[Lines of data]
⟨

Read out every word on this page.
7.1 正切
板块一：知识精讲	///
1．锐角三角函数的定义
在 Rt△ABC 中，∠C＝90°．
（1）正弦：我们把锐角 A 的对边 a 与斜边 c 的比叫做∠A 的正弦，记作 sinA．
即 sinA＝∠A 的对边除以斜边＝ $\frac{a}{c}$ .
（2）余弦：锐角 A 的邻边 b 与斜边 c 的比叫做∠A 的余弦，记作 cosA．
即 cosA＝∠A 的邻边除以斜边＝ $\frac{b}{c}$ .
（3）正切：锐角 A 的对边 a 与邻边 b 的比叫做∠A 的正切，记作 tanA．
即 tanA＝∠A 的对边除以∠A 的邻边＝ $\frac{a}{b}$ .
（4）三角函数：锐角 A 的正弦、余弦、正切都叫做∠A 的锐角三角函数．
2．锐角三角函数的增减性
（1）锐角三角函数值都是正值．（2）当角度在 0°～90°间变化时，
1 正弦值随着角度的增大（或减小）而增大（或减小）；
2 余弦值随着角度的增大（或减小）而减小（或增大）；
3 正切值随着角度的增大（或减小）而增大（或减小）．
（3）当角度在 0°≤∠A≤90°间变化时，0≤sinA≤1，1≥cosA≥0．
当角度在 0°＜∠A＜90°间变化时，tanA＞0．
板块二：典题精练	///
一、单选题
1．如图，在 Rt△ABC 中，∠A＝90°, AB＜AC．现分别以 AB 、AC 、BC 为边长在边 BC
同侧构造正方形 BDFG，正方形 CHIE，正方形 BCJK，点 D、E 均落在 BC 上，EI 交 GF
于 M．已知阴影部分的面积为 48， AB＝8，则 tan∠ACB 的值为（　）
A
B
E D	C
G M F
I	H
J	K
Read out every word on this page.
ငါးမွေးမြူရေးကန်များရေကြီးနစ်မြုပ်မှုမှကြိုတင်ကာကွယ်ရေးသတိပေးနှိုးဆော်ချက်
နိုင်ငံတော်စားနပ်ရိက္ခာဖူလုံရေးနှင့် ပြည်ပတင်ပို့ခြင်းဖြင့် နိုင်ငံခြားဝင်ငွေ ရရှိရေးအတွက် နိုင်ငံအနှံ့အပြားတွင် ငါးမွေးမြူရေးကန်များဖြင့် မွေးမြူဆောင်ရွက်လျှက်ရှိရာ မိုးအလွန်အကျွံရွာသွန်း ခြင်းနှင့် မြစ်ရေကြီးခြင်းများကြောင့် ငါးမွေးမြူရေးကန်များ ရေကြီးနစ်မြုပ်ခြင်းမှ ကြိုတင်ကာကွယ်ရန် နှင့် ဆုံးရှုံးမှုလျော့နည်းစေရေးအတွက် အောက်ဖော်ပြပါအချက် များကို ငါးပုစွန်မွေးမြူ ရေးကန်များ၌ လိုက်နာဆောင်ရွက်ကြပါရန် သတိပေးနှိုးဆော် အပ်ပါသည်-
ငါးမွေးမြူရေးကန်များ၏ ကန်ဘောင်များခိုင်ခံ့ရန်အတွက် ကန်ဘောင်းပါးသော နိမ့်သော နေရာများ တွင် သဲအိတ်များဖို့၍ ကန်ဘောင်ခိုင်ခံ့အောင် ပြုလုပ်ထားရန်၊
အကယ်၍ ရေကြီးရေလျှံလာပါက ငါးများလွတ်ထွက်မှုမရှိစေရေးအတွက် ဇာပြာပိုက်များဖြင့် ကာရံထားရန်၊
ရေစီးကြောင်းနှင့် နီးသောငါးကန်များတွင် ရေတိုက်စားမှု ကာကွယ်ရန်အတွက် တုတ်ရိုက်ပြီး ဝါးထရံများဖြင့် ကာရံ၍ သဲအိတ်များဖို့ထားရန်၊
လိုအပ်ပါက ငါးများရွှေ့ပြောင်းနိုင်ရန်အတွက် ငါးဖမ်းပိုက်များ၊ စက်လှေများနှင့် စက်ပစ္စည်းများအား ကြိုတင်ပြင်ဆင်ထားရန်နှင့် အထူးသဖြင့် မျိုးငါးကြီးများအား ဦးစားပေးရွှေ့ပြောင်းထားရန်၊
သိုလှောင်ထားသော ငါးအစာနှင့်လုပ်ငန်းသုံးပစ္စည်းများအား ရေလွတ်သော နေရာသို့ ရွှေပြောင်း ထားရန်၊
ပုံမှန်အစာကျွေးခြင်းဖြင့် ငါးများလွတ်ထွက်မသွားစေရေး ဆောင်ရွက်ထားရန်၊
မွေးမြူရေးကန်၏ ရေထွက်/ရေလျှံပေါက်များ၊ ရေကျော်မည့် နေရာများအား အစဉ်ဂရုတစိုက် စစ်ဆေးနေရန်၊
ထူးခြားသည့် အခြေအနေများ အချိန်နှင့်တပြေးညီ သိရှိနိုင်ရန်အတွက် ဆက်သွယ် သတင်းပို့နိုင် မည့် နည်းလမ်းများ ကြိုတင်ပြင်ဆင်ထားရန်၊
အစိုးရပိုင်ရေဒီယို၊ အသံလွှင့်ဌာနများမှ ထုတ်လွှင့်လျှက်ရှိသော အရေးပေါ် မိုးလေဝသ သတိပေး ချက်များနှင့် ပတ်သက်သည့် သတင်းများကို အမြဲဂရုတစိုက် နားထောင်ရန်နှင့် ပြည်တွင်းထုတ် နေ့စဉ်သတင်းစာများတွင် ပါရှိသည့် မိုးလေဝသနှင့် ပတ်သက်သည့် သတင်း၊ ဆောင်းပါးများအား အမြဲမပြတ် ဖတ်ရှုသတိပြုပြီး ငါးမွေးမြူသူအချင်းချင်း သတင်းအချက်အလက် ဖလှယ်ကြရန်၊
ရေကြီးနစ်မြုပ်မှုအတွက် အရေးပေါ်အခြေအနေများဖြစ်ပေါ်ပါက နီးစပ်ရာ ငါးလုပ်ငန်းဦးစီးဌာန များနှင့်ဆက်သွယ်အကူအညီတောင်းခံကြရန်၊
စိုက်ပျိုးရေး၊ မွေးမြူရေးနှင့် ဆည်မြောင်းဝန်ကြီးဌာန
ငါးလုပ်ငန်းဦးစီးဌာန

⟩

### Description of the task:
Across all the entries, count the lines that contain the word "间变化时" and give the number by itself.

### Full response:
3